| TASK DESCRIPTION |
Extract and list every line that contains the word "CONTEXT".

Start SUPPLIED DATA

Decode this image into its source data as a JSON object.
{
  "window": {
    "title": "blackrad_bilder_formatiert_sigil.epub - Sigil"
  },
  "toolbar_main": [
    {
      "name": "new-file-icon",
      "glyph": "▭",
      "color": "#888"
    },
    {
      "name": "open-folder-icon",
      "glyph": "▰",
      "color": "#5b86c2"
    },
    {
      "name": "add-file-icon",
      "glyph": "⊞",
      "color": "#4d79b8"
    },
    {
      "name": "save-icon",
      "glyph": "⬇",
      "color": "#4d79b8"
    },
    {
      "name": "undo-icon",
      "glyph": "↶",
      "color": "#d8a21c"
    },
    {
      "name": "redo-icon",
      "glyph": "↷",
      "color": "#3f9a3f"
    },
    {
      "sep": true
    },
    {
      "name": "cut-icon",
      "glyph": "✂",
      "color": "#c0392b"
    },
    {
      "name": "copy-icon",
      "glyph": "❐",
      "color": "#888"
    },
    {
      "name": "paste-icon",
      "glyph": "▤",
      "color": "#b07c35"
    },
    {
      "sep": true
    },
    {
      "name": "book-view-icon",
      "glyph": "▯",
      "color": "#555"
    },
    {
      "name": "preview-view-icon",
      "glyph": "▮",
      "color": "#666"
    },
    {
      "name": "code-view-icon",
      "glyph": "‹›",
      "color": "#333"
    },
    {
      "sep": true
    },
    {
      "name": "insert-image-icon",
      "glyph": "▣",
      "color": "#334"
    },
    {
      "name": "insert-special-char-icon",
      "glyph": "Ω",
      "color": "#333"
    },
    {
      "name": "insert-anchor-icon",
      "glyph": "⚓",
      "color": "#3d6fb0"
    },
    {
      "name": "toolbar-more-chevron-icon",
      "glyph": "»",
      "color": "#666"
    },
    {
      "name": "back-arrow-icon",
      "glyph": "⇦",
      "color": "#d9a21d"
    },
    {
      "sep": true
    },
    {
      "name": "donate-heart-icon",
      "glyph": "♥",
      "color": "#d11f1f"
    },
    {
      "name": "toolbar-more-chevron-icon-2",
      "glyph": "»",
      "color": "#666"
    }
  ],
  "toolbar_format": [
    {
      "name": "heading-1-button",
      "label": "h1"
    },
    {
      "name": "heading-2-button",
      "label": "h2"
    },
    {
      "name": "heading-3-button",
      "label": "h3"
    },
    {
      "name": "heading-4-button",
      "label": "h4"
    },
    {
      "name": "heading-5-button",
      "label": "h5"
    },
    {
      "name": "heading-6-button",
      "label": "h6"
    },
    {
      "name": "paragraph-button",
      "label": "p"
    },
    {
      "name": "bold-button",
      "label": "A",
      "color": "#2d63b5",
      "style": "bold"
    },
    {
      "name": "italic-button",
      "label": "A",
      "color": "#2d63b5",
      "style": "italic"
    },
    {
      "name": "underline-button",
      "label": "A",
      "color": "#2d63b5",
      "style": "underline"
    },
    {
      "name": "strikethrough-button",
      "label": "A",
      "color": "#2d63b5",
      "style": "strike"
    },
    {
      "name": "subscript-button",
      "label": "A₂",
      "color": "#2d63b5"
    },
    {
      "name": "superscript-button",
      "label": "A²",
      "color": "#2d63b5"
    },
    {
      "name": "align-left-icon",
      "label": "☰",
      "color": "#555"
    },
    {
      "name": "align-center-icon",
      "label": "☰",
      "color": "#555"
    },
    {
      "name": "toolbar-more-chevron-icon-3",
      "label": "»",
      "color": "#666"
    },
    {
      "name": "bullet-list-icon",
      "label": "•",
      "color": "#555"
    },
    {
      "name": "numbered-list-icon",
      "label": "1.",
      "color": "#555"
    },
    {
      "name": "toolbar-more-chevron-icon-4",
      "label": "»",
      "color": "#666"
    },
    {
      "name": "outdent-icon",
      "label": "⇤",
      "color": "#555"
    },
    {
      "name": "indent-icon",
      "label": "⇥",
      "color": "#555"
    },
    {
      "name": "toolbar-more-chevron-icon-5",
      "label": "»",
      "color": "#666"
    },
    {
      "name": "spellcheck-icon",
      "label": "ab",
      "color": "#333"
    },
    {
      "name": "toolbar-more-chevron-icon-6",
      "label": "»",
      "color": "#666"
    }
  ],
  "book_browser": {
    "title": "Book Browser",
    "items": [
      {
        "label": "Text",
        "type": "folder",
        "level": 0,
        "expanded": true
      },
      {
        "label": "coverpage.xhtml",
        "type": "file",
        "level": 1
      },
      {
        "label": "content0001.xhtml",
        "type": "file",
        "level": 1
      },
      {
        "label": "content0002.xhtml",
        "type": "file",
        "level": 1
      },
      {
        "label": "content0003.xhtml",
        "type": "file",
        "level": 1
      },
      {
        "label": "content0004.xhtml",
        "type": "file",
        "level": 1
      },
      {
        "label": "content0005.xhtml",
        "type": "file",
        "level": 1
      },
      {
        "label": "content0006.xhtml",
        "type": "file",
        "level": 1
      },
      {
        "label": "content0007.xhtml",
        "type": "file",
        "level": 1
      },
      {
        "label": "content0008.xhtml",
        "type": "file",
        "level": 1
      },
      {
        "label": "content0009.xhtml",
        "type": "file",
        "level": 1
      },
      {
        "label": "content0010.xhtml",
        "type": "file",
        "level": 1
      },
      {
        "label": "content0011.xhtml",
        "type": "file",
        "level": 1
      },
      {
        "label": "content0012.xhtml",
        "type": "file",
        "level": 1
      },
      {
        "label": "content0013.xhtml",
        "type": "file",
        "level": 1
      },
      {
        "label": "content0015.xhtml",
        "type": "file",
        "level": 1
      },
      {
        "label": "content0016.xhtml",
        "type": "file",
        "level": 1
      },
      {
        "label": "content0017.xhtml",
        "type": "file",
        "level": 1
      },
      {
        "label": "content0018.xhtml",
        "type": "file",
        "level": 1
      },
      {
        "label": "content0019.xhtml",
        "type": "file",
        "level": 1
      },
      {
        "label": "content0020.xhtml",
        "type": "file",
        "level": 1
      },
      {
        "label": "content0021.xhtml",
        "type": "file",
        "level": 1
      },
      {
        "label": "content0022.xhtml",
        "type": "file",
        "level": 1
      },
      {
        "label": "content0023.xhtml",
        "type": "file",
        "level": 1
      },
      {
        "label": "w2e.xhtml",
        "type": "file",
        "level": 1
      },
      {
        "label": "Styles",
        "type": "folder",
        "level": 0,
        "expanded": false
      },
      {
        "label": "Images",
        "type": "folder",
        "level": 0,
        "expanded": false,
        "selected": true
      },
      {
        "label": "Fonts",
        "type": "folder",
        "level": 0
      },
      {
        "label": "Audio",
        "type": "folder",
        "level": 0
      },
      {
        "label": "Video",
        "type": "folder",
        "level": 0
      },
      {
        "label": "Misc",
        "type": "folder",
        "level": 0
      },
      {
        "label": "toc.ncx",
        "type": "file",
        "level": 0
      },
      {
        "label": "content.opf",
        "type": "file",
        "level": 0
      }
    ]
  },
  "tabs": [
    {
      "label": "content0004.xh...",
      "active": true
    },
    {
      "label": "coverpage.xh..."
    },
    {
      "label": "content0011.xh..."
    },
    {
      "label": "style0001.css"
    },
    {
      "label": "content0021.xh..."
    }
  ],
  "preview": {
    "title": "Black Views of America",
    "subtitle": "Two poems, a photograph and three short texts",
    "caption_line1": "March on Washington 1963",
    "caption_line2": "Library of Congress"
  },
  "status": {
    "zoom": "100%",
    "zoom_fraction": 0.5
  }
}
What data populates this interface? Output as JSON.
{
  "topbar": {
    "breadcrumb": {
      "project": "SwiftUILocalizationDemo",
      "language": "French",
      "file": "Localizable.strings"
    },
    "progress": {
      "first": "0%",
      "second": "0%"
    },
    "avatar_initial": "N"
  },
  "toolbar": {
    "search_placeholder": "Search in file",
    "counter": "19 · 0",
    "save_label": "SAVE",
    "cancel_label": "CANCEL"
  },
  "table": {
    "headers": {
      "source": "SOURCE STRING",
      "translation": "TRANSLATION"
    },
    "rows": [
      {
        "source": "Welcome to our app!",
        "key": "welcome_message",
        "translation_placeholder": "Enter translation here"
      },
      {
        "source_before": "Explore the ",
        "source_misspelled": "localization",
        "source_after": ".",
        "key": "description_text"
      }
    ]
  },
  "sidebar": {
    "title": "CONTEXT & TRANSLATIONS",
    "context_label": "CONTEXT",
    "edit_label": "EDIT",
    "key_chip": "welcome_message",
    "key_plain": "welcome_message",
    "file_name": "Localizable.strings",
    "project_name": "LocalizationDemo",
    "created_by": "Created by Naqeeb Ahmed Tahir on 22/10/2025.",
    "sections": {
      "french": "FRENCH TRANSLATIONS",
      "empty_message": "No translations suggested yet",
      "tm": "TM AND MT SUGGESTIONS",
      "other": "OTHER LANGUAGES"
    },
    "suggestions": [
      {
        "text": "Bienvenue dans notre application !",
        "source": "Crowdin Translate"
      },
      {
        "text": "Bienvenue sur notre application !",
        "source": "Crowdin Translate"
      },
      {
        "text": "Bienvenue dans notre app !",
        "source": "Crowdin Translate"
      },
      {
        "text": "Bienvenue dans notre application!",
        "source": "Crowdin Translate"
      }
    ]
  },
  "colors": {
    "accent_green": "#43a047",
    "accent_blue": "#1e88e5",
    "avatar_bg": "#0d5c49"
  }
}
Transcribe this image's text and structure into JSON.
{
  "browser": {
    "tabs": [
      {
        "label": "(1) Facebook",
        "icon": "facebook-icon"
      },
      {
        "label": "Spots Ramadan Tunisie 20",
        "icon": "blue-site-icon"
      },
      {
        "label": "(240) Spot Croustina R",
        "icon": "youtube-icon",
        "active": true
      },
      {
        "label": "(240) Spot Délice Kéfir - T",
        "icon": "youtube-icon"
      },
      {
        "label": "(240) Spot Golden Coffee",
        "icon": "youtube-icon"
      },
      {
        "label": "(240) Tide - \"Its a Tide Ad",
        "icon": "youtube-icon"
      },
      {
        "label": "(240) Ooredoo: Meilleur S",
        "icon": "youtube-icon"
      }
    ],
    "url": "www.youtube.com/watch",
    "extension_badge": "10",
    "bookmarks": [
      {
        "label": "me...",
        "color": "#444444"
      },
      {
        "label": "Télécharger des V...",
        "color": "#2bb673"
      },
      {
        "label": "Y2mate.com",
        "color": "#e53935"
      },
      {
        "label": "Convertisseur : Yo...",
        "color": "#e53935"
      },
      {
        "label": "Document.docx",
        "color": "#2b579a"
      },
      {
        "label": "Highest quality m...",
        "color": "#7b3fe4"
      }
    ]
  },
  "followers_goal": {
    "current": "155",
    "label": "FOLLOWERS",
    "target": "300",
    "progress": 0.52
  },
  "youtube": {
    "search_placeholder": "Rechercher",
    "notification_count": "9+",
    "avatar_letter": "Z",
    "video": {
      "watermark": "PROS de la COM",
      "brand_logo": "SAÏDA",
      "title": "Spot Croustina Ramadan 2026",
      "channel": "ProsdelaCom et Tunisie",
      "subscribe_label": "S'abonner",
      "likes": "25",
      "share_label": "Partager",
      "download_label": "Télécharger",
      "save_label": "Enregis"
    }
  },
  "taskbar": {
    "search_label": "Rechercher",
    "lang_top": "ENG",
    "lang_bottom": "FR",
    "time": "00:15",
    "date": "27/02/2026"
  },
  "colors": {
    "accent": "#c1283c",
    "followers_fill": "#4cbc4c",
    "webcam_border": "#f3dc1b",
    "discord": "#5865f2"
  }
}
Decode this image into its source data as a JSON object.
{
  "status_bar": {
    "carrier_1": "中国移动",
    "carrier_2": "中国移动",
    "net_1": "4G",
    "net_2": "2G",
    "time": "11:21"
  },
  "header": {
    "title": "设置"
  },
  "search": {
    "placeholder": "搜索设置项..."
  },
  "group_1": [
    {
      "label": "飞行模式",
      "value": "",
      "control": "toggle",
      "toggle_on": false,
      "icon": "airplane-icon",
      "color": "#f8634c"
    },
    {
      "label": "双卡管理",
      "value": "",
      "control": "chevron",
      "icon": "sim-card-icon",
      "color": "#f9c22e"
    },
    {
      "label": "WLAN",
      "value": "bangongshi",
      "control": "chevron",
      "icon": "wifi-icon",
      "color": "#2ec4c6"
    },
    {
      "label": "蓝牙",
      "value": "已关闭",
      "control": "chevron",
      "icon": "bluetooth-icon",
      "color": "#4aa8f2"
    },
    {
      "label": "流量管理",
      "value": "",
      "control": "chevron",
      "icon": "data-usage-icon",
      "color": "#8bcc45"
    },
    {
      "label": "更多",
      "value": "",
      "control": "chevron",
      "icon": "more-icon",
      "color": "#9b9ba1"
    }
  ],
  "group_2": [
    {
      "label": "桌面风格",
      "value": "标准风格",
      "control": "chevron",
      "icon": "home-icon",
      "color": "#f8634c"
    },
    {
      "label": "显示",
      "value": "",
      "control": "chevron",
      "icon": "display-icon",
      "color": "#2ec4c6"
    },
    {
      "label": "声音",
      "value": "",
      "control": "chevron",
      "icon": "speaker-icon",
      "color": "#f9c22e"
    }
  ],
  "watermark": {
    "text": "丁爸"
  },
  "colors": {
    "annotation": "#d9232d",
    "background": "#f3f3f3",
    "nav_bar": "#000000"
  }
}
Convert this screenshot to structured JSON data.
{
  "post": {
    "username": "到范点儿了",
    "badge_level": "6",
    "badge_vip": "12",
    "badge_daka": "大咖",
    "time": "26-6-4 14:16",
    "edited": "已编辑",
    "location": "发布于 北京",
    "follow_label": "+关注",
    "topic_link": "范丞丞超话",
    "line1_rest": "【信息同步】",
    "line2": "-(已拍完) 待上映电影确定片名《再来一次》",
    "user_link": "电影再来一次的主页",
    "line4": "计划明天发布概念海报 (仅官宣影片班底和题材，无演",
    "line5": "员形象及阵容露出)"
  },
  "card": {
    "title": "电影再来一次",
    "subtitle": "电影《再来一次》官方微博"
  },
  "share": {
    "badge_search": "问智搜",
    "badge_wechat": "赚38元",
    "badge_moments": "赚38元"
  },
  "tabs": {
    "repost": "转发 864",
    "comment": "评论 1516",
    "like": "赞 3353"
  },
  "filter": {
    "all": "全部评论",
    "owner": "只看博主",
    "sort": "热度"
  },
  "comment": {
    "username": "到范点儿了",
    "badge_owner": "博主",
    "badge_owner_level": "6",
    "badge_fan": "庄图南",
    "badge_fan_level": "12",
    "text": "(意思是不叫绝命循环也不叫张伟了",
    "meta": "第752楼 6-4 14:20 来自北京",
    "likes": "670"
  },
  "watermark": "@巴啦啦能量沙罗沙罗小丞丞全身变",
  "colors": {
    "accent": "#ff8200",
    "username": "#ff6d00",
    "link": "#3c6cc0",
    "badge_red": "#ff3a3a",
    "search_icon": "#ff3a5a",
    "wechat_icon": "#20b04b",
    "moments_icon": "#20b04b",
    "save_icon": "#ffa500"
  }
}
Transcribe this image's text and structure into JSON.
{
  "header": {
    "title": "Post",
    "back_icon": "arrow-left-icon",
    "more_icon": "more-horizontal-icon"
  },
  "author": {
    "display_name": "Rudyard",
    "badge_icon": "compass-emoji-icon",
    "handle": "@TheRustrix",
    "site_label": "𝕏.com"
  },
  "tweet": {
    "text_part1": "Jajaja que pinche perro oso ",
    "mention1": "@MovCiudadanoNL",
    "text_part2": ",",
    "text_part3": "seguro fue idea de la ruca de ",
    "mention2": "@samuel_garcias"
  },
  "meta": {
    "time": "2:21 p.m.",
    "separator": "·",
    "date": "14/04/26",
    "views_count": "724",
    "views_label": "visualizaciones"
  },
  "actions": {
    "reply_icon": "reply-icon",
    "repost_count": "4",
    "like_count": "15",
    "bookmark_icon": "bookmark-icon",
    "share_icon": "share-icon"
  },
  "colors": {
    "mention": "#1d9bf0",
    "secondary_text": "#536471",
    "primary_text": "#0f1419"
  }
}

End SUPPLIED DATA

| THE RESPONSE |
    "title": "CONTEXT & TRANSLATIONS",
    "context_label": "CONTEXT",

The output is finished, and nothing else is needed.